— Task objective —
Using the data below, repeat all of it precisely.

— Given entries —
--------

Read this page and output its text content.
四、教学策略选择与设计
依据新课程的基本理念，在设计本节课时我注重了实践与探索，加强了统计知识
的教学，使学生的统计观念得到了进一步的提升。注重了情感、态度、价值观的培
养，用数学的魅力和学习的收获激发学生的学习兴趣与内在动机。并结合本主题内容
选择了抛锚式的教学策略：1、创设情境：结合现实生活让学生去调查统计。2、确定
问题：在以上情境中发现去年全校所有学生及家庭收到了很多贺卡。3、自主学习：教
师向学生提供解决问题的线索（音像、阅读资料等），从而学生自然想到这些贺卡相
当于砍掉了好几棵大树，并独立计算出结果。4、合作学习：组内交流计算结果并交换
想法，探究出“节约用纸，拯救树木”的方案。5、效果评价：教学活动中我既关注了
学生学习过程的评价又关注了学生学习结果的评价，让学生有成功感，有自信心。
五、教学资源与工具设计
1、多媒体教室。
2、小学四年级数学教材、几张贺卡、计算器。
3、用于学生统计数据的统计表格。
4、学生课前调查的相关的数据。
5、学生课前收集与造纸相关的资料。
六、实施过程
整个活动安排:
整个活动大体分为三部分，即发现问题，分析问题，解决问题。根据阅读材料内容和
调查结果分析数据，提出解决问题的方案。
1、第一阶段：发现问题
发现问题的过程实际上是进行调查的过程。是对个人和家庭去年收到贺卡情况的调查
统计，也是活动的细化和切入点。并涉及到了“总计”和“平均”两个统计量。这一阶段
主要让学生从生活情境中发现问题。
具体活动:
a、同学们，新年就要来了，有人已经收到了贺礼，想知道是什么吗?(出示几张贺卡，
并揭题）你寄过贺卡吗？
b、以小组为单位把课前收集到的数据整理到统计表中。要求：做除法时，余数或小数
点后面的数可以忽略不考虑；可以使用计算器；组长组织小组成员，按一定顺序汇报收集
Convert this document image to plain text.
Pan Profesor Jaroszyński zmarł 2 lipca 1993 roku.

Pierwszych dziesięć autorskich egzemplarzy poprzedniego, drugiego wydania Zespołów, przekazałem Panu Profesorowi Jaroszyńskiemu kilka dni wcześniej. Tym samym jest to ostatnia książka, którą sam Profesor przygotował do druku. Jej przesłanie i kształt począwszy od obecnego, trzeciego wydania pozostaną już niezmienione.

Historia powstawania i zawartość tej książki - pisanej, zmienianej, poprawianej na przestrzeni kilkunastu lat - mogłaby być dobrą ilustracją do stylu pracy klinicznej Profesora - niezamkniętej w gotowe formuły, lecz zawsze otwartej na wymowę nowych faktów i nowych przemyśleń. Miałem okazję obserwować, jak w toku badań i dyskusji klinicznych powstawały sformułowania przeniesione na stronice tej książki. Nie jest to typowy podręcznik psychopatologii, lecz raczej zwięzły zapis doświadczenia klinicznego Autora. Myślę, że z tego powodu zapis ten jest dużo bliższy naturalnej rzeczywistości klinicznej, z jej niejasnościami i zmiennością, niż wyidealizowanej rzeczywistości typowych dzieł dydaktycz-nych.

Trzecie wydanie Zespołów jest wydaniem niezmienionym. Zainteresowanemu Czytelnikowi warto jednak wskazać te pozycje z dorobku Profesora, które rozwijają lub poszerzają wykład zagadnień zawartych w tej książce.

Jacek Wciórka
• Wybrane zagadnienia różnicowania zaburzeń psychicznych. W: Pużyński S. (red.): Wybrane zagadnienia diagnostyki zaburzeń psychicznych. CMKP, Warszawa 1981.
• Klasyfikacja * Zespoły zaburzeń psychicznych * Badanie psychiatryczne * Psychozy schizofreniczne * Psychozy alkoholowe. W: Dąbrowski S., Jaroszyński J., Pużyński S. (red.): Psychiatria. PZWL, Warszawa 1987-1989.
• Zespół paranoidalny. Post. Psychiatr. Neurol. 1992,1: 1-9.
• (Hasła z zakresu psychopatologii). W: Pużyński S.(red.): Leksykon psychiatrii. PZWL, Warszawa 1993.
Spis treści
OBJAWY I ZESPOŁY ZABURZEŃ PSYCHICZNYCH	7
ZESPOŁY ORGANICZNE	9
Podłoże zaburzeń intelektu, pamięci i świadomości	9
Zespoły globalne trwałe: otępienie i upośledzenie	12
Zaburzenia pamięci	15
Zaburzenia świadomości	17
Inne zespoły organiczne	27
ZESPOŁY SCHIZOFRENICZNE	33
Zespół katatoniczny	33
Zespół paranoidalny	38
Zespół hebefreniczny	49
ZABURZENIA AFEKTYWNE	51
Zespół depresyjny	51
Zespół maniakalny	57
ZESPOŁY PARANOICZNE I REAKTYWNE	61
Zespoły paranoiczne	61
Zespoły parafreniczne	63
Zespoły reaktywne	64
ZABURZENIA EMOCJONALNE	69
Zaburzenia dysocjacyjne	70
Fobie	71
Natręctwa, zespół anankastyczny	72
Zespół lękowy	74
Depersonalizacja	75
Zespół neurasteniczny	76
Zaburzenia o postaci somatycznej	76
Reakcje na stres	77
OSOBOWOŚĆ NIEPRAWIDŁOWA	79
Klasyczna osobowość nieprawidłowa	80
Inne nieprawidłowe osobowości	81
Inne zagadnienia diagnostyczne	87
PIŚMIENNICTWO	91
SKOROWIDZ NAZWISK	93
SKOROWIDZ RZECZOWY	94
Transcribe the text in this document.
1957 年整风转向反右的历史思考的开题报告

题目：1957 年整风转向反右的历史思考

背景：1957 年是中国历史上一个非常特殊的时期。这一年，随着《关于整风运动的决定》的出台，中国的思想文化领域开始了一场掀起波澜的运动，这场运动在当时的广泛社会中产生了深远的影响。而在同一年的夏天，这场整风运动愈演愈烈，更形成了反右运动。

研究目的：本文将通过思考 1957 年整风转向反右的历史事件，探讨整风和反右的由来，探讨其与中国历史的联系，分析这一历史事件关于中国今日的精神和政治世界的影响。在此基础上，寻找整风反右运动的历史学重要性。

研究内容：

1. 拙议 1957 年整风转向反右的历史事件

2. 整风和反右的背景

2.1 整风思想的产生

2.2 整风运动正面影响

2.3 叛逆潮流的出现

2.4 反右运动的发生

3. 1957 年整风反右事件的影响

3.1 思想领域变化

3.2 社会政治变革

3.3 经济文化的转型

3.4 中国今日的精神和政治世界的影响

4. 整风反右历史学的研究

--------

— Response to this exercise —
Read this page and output its text content.
四、教学策略选择与设计
依据新课程的基本理念，在设计本节课时我注重了实践与探索，加强了统计知识
的教学，使学生的统计观念得到了进一步的提升。注重了情感、态度、价值观的培
养，用数学的魅力和学习的收获激发学生的学习兴趣与内在动机。并结合本主题内容
选择了抛锚式的教学策略：1、创设情境：结合现实生活让学生去调查统计。2、确定
问题：在以上情境中发现去年全校所有学生及家庭收到了很多贺卡。3、自主学习：教
师向学生提供解决问题的线索（音像、阅读资料等），从而学生自然想到这些贺卡相
当于砍掉了好几棵大树，并独立计算出结果。4、合作学习：组内交流计算结果并交换
想法，探究出“节约用纸，拯救树木”的方案。5、效果评价：教学活动中我既关注了
学生学习过程的评价又关注了学生学习结果的评价，让学生有成功感，有自信心。
五、教学资源与工具设计
1、多媒体教室。
2、小学四年级数学教材、几张贺卡、计算器。
3、用于学生统计数据的统计表格。
4、学生课前调查的相关的数据。
5、学生课前收集与造纸相关的资料。
六、实施过程
整个活动安排:
整个活动大体分为三部分，即发现问题，分析问题，解决问题。根据阅读材料内容和
调查结果分析数据，提出解决问题的方案。
1、第一阶段：发现问题
发现问题的过程实际上是进行调查的过程。是对个人和家庭去年收到贺卡情况的调查
统计，也是活动的细化和切入点。并涉及到了“总计”和“平均”两个统计量。这一阶段
主要让学生从生活情境中发现问题。
具体活动:
a、同学们，新年就要来了，有人已经收到了贺礼，想知道是什么吗?(出示几张贺卡，
并揭题）你寄过贺卡吗？
b、以小组为单位把课前收集到的数据整理到统计表中。要求：做除法时，余数或小数
点后面的数可以忽略不考虑；可以使用计算器；组长组织小组成员，按一定顺序汇报收集
Convert this document image to plain text.
Pan Profesor Jaroszyński zmarł 2 lipca 1993 roku.

Pierwszych dziesięć autorskich egzemplarzy poprzedniego, drugiego wydania Zespołów, przekazałem Panu Profesorowi Jaroszyńskiemu kilka dni wcześniej. Tym samym jest to ostatnia książka, którą sam Profesor przygotował do druku. Jej przesłanie i kształt począwszy od obecnego, trzeciego wydania pozostaną już niezmienione.

Historia powstawania i zawartość tej książki - pisanej, zmienianej, poprawianej na przestrzeni kilkunastu lat - mogłaby być dobrą ilustracją do stylu pracy klinicznej Profesora - niezamkniętej w gotowe formuły, lecz zawsze otwartej na wymowę nowych faktów i nowych przemyśleń. Miałem okazję obserwować, jak w toku badań i dyskusji klinicznych powstawały sformułowania przeniesione na stronice tej książki. Nie jest to typowy podręcznik psychopatologii, lecz raczej zwięzły zapis doświadczenia klinicznego Autora. Myślę, że z tego powodu zapis ten jest dużo bliższy naturalnej rzeczywistości klinicznej, z jej niejasnościami i zmiennością, niż wyidealizowanej rzeczywistości typowych dzieł dydaktycz-nych.

Trzecie wydanie Zespołów jest wydaniem niezmienionym. Zainteresowanemu Czytelnikowi warto jednak wskazać te pozycje z dorobku Profesora, które rozwijają lub poszerzają wykład zagadnień zawartych w tej książce.

Jacek Wciórka
• Wybrane zagadnienia różnicowania zaburzeń psychicznych. W: Pużyński S. (red.): Wybrane zagadnienia diagnostyki zaburzeń psychicznych. CMKP, Warszawa 1981.
• Klasyfikacja * Zespoły zaburzeń psychicznych * Badanie psychiatryczne * Psychozy schizofreniczne * Psychozy alkoholowe. W: Dąbrowski S., Jaroszyński J., Pużyński S. (red.): Psychiatria. PZWL, Warszawa 1987-1989.
• Zespół paranoidalny. Post. Psychiatr. Neurol. 1992,1: 1-9.
• (Hasła z zakresu psychopatologii). W: Pużyński S.(red.): Leksykon psychiatrii. PZWL, Warszawa 1993.
Spis treści
OBJAWY I ZESPOŁY ZABURZEŃ PSYCHICZNYCH	7
ZESPOŁY ORGANICZNE	9
Podłoże zaburzeń intelektu, pamięci i świadomości	9
Zespoły globalne trwałe: otępienie i upośledzenie	12
Zaburzenia pamięci	15
Zaburzenia świadomości	17
Inne zespoły organiczne	27
ZESPOŁY SCHIZOFRENICZNE	33
Zespół katatoniczny	33
Zespół paranoidalny	38
Zespół hebefreniczny	49
ZABURZENIA AFEKTYWNE	51
Zespół depresyjny	51
Zespół maniakalny	57
ZESPOŁY PARANOICZNE I REAKTYWNE	61
Zespoły paranoiczne	61
Zespoły parafreniczne	63
Zespoły reaktywne	64
ZABURZENIA EMOCJONALNE	69
Zaburzenia dysocjacyjne	70
Fobie	71
Natręctwa, zespół anankastyczny	72
Zespół lękowy	74
Depersonalizacja	75
Zespół neurasteniczny	76
Zaburzenia o postaci somatycznej	76
Reakcje na stres	77
OSOBOWOŚĆ NIEPRAWIDŁOWA	79
Klasyczna osobowość nieprawidłowa	80
Inne nieprawidłowe osobowości	81
Inne zagadnienia diagnostyczne	87
PIŚMIENNICTWO	91
SKOROWIDZ NAZWISK	93
SKOROWIDZ RZECZOWY	94
Transcribe the text in this document.
1957 年整风转向反右的历史思考的开题报告

题目：1957 年整风转向反右的历史思考

背景：1957 年是中国历史上一个非常特殊的时期。这一年，随着《关于整风运动的决定》的出台，中国的思想文化领域开始了一场掀起波澜的运动，这场运动在当时的广泛社会中产生了深远的影响。而在同一年的夏天，这场整风运动愈演愈烈，更形成了反右运动。

研究目的：本文将通过思考 1957 年整风转向反右的历史事件，探讨整风和反右的由来，探讨其与中国历史的联系，分析这一历史事件关于中国今日的精神和政治世界的影响。在此基础上，寻找整风反右运动的历史学重要性。

研究内容：

1. 拙议 1957 年整风转向反右的历史事件

2. 整风和反右的背景

2.1 整风思想的产生

2.2 整风运动正面影响

2.3 叛逆潮流的出现

2.4 反右运动的发生

3. 1957 年整风反右事件的影响

3.1 思想领域变化

3.2 社会政治变革

3.3 经济文化的转型

3.4 中国今日的精神和政治世界的影响

4. 整风反右历史学的研究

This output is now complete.